* What is required: Identify and reproduce every line holding the string "range".
Start of Data for the task
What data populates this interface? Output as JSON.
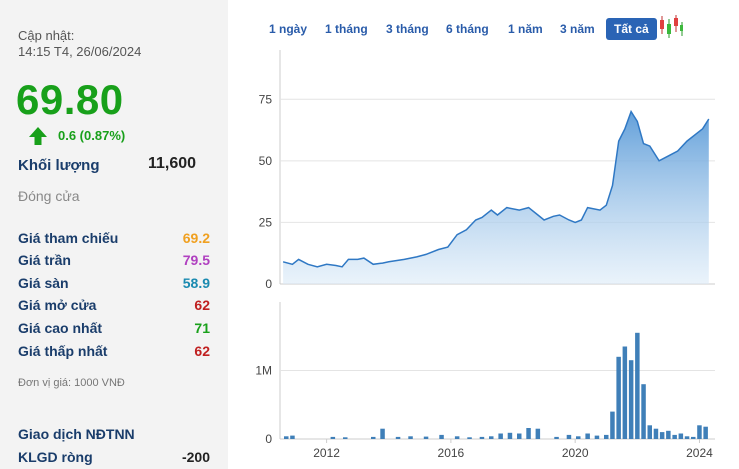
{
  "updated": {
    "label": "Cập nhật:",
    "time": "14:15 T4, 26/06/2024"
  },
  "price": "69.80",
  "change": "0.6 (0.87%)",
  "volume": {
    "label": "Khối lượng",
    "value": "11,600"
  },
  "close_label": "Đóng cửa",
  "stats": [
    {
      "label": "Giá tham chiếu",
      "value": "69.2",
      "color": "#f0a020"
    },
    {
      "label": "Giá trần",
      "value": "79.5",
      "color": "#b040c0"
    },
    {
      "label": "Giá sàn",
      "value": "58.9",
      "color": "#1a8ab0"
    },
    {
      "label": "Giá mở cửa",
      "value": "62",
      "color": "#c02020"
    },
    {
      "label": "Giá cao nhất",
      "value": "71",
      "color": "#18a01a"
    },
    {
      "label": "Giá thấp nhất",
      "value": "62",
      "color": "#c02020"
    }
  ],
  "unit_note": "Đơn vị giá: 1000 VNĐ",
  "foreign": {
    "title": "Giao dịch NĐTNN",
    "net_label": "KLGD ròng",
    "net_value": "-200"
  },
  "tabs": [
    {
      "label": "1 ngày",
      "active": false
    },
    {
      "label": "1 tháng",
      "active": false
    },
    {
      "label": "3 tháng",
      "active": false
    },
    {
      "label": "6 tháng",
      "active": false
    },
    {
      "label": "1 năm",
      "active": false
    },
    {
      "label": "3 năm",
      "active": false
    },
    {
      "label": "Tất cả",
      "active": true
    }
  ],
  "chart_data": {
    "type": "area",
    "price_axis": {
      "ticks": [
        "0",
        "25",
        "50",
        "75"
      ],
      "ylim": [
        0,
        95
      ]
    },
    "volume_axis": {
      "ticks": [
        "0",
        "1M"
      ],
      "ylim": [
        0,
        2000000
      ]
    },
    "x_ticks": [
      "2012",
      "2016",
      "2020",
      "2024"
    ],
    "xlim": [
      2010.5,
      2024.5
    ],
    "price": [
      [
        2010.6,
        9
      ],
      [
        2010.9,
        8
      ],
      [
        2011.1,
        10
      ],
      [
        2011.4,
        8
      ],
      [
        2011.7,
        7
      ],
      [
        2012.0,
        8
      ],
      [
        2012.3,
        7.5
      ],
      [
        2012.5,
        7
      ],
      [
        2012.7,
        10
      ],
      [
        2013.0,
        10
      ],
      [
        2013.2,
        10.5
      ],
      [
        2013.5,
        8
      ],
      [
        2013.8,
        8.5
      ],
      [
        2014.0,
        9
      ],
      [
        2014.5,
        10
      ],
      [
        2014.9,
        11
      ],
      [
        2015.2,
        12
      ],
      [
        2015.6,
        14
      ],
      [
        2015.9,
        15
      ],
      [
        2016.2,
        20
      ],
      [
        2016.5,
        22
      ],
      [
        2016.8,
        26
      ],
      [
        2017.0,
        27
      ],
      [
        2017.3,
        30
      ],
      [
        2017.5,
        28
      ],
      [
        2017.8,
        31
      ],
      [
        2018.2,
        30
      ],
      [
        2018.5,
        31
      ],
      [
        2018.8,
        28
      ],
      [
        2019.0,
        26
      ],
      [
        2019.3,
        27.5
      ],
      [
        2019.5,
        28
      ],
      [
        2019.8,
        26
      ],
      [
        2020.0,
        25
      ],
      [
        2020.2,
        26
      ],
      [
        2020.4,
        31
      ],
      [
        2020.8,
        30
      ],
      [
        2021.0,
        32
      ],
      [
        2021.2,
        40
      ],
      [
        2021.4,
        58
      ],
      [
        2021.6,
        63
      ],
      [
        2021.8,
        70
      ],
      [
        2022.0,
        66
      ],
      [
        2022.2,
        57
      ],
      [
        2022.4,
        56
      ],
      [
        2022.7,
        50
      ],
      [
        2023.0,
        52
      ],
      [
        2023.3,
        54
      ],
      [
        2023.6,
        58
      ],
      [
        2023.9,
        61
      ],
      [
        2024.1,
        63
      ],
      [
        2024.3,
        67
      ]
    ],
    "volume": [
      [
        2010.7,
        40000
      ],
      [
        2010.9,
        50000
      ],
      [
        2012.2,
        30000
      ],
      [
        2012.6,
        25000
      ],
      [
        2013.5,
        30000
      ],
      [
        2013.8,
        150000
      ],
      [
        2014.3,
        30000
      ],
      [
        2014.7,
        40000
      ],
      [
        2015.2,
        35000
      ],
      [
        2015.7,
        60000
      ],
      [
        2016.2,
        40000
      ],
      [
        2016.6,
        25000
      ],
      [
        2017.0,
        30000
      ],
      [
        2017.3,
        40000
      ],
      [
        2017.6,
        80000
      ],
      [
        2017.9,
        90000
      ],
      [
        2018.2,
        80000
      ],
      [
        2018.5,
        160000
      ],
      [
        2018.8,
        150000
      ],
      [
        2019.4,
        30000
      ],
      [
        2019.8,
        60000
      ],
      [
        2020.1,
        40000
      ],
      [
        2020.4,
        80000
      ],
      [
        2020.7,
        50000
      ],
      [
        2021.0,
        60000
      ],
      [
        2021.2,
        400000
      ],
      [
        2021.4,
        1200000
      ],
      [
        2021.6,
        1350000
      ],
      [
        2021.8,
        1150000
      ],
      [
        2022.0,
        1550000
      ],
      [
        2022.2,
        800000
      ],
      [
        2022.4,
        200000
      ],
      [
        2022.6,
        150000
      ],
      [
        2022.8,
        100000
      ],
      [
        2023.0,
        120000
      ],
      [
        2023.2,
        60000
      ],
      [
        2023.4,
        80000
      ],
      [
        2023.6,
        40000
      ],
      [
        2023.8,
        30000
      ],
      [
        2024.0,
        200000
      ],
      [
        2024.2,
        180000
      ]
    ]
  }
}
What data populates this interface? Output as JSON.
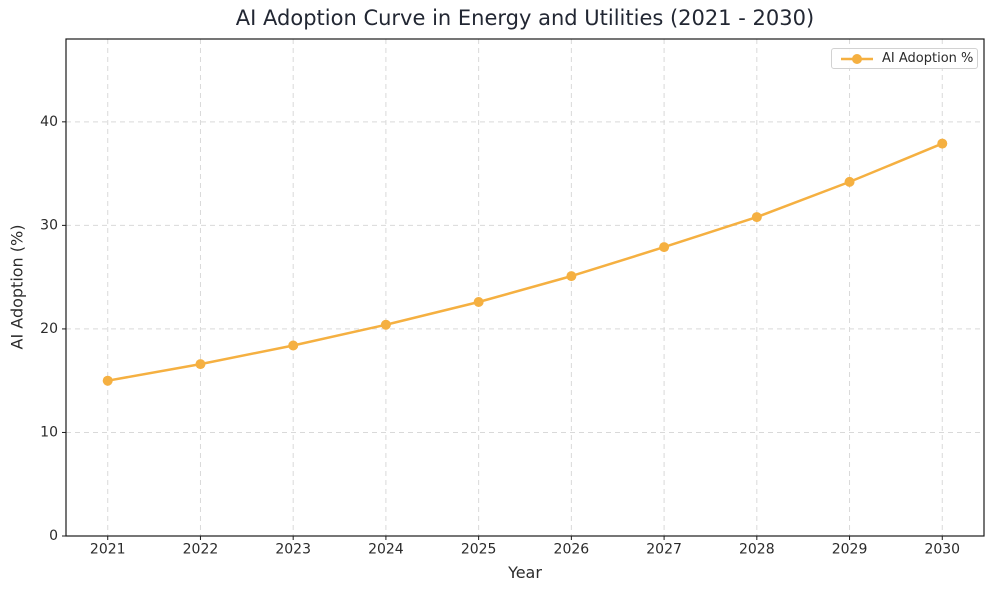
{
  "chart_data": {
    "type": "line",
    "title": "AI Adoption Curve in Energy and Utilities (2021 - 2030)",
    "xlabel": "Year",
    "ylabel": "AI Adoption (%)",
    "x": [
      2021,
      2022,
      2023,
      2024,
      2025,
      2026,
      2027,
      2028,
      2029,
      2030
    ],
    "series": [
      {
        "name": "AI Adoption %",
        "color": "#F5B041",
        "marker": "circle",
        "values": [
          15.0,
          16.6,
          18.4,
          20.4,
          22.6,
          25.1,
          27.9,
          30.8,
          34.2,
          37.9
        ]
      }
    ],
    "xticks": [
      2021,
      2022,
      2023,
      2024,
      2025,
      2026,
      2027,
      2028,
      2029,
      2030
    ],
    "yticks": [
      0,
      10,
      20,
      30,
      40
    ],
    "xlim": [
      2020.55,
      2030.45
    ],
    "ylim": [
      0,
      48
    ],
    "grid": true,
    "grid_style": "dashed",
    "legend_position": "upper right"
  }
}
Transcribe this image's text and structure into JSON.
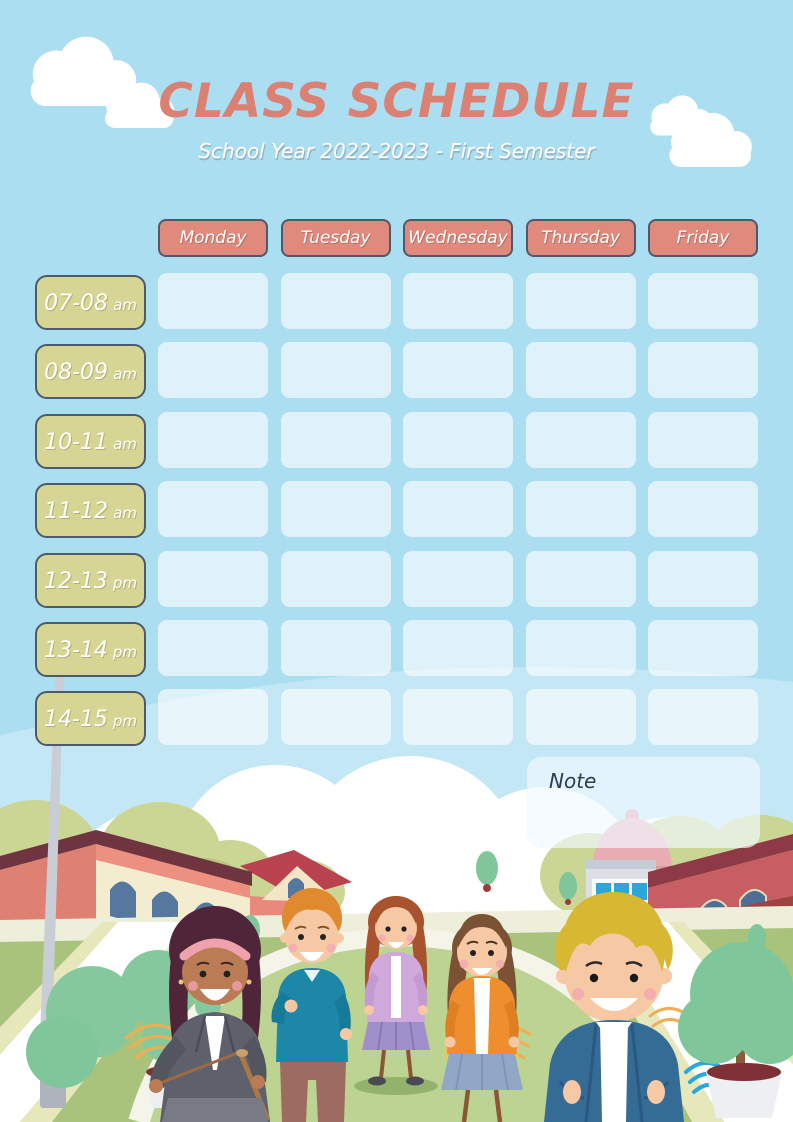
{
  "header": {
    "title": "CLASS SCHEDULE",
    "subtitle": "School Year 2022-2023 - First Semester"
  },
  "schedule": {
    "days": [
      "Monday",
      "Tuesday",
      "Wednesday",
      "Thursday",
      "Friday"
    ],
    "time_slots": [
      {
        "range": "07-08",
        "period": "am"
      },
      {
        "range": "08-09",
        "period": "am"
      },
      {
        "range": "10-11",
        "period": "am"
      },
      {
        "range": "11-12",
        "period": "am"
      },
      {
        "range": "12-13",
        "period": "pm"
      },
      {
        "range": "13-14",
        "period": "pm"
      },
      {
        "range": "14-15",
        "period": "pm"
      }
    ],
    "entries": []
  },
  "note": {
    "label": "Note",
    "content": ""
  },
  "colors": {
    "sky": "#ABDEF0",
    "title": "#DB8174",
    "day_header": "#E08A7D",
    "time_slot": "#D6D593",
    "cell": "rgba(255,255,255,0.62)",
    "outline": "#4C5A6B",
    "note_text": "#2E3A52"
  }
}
End of Data for the task
* Response:
        "range": "07-08",
        "range": "08-09",
        "range": "10-11",
        "range": "11-12",
        "range": "12-13",
        "range": "13-14",
        "range": "14-15",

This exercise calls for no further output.